--- start of Input rows ---
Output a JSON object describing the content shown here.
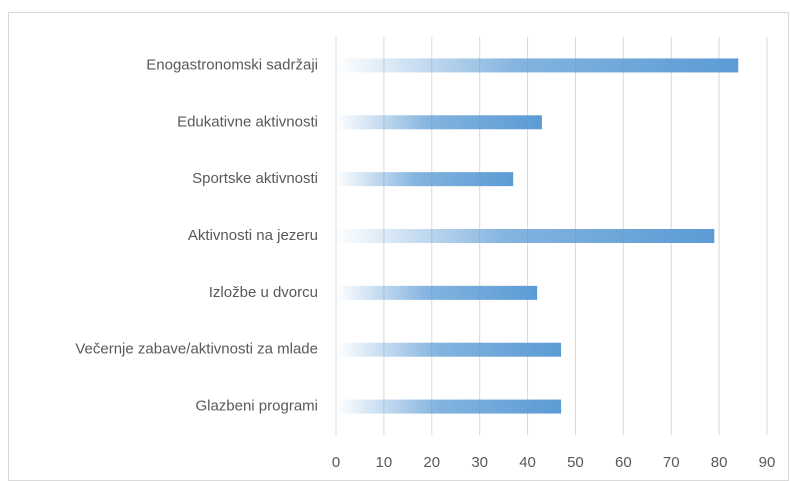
{
  "chart_data": {
    "type": "barh",
    "categories": [
      "Enogastronomski sadržaji",
      "Edukativne aktivnosti",
      "Sportske aktivnosti",
      "Aktivnosti na jezeru",
      "Izložbe u dvorcu",
      "Večernje zabave/aktivnosti za mlade",
      "Glazbeni programi"
    ],
    "values": [
      84,
      43,
      37,
      79,
      42,
      47,
      47
    ],
    "color": "#5b9bd5",
    "xlim": [
      0,
      90
    ],
    "xticks": [
      0,
      10,
      20,
      30,
      40,
      50,
      60,
      70,
      80,
      90
    ],
    "grid": true
  }
}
--- end of Input rows ---
Written request — Output every entry verbatim. Pictures do not belong in the copy.

Written response —
Output a JSON object describing the content shown here.
{
  "chart_data": {
    "type": "barh",
    "categories": [
      "Enogastronomski sadržaji",
      "Edukativne aktivnosti",
      "Sportske aktivnosti",
      "Aktivnosti na jezeru",
      "Izložbe u dvorcu",
      "Večernje zabave/aktivnosti za mlade",
      "Glazbeni programi"
    ],
    "values": [
      84,
      43,
      37,
      79,
      42,
      47,
      47
    ],
    "color": "#5b9bd5",
    "xlim": [
      0,
      90
    ],
    "xticks": [
      0,
      10,
      20,
      30,
      40,
      50,
      60,
      70,
      80,
      90
    ],
    "grid": true
  }
}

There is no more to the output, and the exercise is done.